Meu mestre João Saldanha ficava louco quando havia qualquer tipo de interferência do poder público no futebol. Aliás, João sempre viu os representantes do poder público que faziam este tipo de tentativa de interferência como aproveitadores da popularidade do esporte que o povo elegeu. Hoje, leio que um dos representantes do poder público, o Deputado Otávio Leite, de quem aliás tenho ótima impressão, é autor de um projeto que visa aumentar em mais de trinta pontos percentuais a tributação sobre os ganhos da CBF.
A proposta sobe de 3% para 13% o Cofins e cria a taxa de 20% sobre todos os contratos firmados pela entidade. Em síntese, a base de raciocínio do deputado para encaminhar tal proposta é a de que a CBF terá que pagar imposto por explorar a marca BRASIL. A notícia dá conta ainda de que a ideia é usar parte destes impostos na formação de novos atletas (?).
Com todo respeito ao nobre deputado que, repito, tenho respeito e admiração, esta não é uma ideia oportuna, até porque há neste país muitos outros assuntos muitíssimos mais importantes a serem debatidos e, tão pouco, justa. A base da ideia é a de que a CBF explora a marca BRASIL, e por isso tem que pagar. E que o nosso país já ganhou das mais variadas formas através do vitoriosíssimo futebol brasileiro? Que tipo de ajuda o Estado deu até hoje para o desenvolvimento do futebol, ou de qualquer outro esporte? Parte gigantesca da dívida dos grandes clubes brasileiros é com o governo federal. Sabem porquê? Simplesmente pelo fato destes grandes clubes terem gasto verdadeiras fortunas na formação de atletas e treinadores nos esportes olímpicos, missão esta que caberia ao Estado que até hoje foi omisso, inconsequente e irresponsável. Basta dizer que já houve uma olimpíada em que o Flamengo foi o responsável por um terço da delegação brasileira. Quem bancou esta farra para o Estado foi o futebol do Flamengo, que é superavitário e, por isso, banca, bancou e continuará bancando os esportes olímpicos. E o que teve até hoje o Flamengo como contrapartida pelo seu enorme esforço, além de uma cobrança de dívida cruel e injusta? O ex-grande presidente do Flamengo Antônio Augusto Dunshee de Abranches nunca escondeu de ninguém que se dependesse exclusivamente dele, na Gávea, no lugar das piscinas e ginásios, haveria campos de futebol. Se os clubes de futebol que também apoiam os esportes olímpicos adotassem esta filosofia, o Brasil pagaria a cada quatro anos “mico monumental” como o país que ignora a importância do esporte para a formação de novas gerações. O Brasil seria o IBIS olímpico… Vergonha mundial…
Além disso, cabe a seguinte pergunta: Na CBF, dentre seus inúmeros patrocínios, há alguma estatal? Isto é, o governo, através de qualquer de suas empresas, patrocina de alguma forma a entidade maior do nosso futebol? Para quem não sabe, a resposta é NÃO!!!

::::

Com base no artigo acima, explique em uma a três frases por que parte gigantesca da dívida dos grandes clubes brasileiros é com o governo federal.

## [MATERIAL]

::::

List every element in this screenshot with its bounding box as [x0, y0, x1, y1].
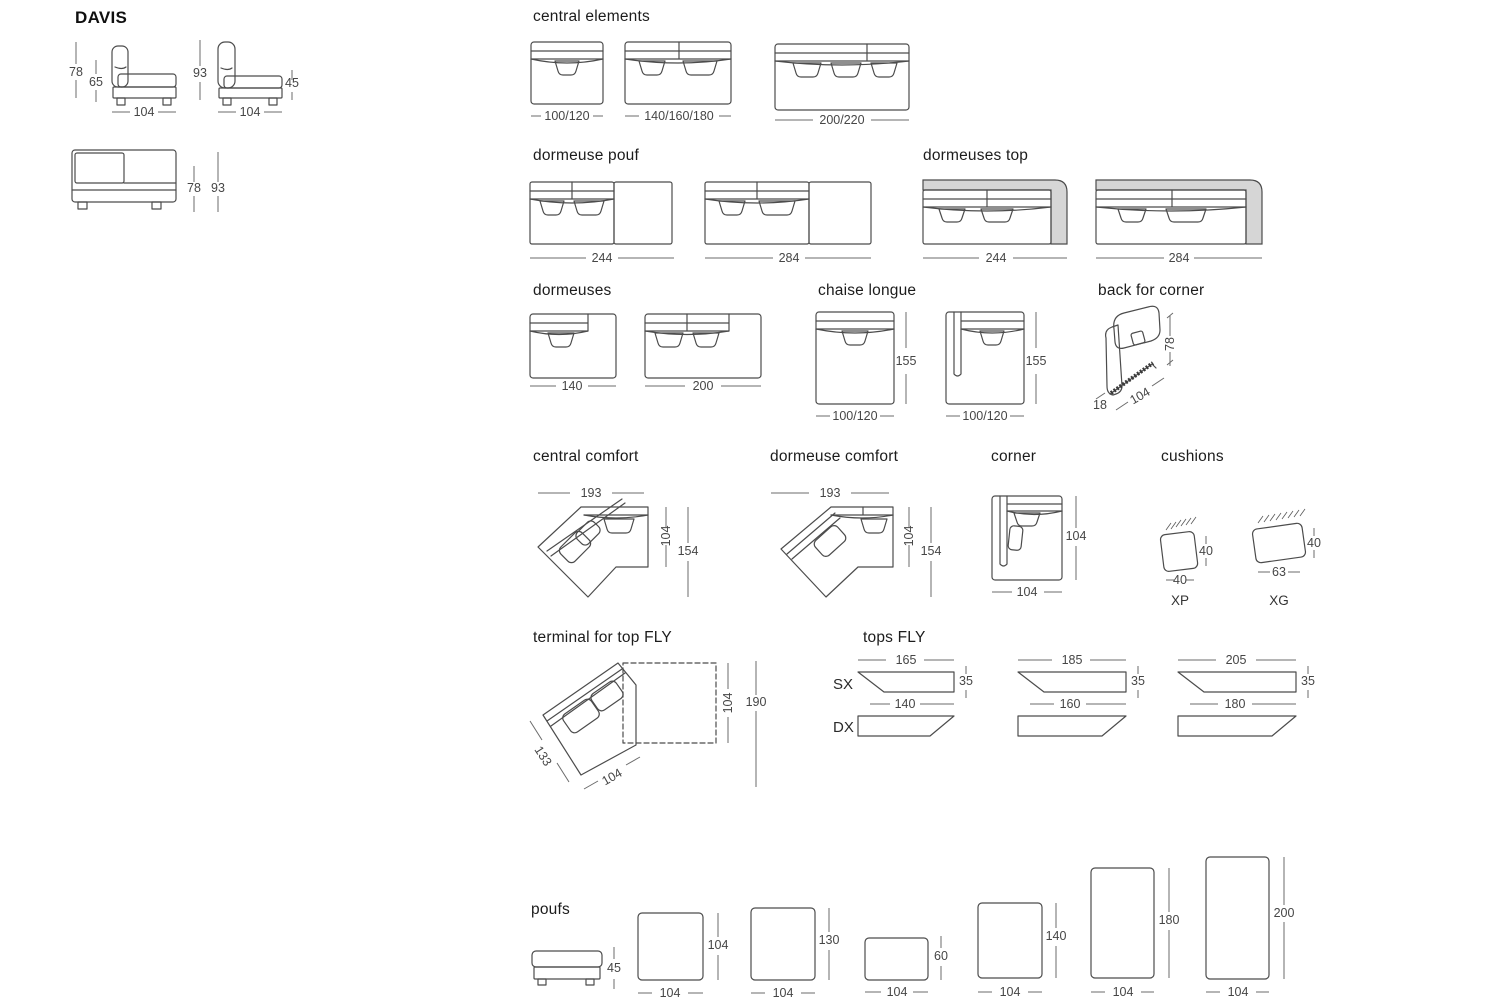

::::

## [RESPOSTA COMPLETA]
Segundo o artigo, essa dívida existe porque os grandes clubes gastaram verdadeiras fortunas na formação de atletas e treinadores nos esportes olímpicos. Essa missão caberia ao Estado, que, de acordo com o autor, foi até hoje omisso, inconsequente e irresponsável.